▶ **Exercise goal**:
Find every line in the records that contains the string "results" (case-sensitive) and copy those lines out.
* START Available records *
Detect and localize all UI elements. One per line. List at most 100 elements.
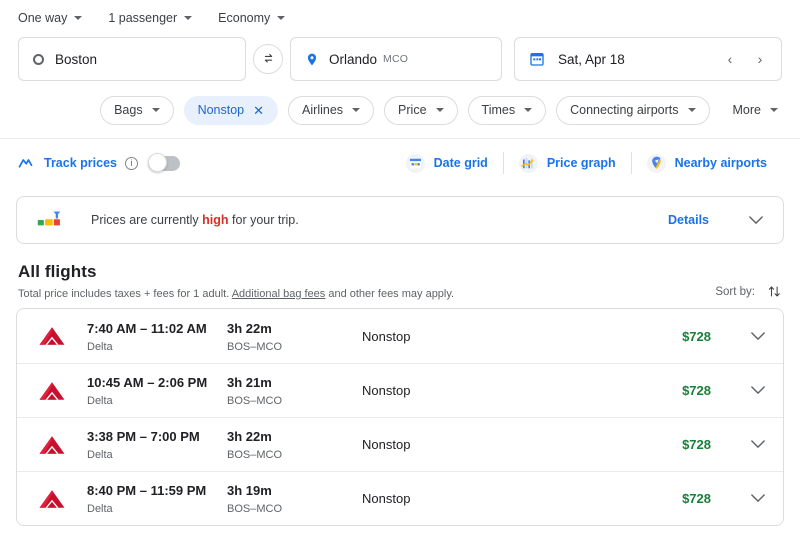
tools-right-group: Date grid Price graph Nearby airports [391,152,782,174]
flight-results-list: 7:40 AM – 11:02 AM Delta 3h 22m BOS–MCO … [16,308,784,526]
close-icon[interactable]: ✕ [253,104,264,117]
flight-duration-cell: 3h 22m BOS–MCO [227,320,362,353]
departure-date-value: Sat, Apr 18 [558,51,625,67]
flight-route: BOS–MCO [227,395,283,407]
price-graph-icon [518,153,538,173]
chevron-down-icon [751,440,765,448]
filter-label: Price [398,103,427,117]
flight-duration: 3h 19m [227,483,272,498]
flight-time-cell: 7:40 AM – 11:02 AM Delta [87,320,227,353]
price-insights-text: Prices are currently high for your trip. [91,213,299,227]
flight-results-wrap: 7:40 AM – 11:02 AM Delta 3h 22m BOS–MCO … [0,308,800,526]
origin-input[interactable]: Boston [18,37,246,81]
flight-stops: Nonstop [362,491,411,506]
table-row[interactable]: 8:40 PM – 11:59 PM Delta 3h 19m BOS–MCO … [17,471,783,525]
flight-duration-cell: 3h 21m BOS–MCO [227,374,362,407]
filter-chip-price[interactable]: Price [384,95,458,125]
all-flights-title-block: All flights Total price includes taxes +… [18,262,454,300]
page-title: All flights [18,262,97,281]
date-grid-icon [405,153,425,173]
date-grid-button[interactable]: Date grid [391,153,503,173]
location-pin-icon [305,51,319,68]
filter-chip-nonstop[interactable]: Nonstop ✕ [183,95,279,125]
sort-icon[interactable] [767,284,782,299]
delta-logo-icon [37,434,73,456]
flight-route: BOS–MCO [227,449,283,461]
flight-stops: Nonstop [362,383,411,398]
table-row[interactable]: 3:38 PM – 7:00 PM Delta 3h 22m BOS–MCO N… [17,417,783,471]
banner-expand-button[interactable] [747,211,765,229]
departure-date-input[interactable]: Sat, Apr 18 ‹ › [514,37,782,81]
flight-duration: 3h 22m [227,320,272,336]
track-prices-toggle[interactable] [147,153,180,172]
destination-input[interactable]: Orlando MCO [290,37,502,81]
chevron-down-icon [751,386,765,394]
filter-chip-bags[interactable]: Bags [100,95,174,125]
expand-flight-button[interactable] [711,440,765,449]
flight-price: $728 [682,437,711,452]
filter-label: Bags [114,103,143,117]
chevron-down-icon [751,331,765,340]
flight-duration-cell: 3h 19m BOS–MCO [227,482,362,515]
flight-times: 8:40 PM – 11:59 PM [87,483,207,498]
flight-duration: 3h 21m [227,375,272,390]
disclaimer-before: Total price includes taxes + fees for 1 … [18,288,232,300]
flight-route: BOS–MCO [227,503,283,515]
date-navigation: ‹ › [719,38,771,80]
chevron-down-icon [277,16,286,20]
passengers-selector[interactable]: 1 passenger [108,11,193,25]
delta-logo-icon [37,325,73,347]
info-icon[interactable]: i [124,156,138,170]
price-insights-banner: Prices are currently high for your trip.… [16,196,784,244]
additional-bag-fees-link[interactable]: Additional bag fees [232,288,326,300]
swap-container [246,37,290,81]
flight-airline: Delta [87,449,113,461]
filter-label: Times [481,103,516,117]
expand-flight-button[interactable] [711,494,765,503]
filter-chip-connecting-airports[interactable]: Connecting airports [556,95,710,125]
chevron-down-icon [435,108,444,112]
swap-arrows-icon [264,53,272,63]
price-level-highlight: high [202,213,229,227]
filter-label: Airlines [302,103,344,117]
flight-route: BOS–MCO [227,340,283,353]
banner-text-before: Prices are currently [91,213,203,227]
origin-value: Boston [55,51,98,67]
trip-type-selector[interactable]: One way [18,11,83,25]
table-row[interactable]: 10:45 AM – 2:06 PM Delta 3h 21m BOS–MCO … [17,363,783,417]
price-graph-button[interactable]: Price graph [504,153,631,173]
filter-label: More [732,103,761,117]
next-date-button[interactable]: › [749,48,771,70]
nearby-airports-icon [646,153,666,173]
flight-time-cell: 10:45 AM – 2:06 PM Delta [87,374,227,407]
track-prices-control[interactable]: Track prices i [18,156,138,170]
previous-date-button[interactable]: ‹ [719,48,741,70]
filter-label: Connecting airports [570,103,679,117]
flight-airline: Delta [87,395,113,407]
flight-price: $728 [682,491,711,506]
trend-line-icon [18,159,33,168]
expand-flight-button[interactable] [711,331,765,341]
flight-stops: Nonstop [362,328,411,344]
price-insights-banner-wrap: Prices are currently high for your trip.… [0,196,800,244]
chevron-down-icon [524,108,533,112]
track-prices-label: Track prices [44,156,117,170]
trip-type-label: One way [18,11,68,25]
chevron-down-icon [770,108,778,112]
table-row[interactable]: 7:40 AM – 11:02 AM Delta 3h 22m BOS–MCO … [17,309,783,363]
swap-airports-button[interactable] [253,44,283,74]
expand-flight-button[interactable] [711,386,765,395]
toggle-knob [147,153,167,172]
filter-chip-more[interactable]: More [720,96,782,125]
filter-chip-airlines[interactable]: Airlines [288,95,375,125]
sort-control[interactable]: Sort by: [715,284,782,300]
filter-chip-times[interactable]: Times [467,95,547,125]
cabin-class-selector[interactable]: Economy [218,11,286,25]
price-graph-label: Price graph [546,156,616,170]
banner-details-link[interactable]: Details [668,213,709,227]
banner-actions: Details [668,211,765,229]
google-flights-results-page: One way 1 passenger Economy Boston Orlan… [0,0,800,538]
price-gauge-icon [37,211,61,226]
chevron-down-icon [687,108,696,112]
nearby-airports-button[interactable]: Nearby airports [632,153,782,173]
* END Available records *
* START Available records *
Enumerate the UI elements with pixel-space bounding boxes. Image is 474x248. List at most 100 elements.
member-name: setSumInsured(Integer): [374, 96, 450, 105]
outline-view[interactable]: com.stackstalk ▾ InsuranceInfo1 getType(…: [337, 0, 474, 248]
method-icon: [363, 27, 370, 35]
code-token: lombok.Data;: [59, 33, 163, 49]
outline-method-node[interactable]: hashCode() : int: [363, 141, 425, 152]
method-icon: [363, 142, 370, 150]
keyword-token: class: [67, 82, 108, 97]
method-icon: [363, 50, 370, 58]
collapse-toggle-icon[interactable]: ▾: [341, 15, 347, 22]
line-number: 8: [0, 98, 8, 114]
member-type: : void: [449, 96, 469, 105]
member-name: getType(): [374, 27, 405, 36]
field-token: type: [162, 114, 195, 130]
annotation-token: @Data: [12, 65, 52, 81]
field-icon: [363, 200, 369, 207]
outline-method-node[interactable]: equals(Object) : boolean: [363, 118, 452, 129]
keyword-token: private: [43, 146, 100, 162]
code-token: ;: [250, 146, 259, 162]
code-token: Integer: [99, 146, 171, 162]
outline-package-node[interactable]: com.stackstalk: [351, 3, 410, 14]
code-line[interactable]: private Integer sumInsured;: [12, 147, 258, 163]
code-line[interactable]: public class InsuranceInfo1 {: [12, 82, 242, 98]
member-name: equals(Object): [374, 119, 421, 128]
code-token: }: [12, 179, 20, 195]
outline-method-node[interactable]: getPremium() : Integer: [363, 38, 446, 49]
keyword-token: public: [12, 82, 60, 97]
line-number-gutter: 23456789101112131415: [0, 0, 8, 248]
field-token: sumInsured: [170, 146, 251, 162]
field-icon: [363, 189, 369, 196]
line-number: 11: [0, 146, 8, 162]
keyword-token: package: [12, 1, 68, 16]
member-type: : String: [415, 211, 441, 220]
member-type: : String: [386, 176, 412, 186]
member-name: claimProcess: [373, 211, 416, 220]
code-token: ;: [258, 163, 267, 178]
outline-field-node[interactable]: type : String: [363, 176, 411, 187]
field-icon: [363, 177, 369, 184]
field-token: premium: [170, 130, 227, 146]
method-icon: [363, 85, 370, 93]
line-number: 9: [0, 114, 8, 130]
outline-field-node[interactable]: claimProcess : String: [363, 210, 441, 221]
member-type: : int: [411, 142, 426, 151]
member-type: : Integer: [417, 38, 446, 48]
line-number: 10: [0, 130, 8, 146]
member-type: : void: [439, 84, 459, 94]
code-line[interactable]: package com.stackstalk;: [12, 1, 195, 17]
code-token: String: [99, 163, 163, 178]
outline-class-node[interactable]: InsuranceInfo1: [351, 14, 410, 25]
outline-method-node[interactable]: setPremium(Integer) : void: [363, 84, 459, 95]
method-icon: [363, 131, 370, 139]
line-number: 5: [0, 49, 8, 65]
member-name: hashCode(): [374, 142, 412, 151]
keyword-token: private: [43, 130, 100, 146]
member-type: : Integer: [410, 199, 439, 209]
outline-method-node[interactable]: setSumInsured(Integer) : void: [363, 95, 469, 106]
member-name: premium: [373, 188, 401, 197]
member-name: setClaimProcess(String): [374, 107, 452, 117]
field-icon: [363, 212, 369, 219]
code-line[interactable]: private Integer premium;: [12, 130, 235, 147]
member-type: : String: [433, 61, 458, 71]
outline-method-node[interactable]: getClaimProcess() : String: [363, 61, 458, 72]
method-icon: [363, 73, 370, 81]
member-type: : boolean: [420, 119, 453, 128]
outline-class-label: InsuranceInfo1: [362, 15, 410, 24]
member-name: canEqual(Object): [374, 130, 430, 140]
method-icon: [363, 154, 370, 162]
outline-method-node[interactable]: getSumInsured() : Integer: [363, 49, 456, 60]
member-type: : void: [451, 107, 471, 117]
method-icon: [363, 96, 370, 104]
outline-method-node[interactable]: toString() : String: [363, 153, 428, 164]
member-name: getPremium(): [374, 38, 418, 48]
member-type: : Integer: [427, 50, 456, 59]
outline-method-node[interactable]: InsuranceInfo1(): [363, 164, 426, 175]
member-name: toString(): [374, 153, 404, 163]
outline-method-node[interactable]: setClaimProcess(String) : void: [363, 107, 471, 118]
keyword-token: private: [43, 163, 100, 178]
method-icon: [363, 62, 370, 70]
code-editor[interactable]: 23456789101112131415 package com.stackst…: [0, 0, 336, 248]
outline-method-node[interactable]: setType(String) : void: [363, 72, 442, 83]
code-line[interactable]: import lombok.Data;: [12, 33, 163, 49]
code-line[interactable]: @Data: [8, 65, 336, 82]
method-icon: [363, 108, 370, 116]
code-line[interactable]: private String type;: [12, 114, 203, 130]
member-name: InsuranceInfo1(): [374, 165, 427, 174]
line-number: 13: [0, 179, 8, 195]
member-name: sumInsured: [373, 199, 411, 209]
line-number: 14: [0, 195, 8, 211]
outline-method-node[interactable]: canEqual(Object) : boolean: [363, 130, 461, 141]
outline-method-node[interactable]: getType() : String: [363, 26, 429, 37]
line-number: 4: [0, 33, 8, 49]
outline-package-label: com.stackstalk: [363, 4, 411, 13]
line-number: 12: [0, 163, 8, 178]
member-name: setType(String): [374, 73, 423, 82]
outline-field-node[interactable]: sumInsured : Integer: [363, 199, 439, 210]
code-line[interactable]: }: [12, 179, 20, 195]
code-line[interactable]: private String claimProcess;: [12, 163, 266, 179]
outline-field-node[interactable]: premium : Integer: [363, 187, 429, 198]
* END Available records *
▶ **Output of the task**:
flight-results-list: 7:40 AM – 11:02 AM Delta 3h 22m BOS–MCO … [16,308,784,526]
flight-results-wrap: 7:40 AM – 11:02 AM Delta 3h 22m BOS–MCO … [0,308,800,526]
google-flights-results-page: One way 1 passenger Economy Boston Orlan… [0,0,800,538]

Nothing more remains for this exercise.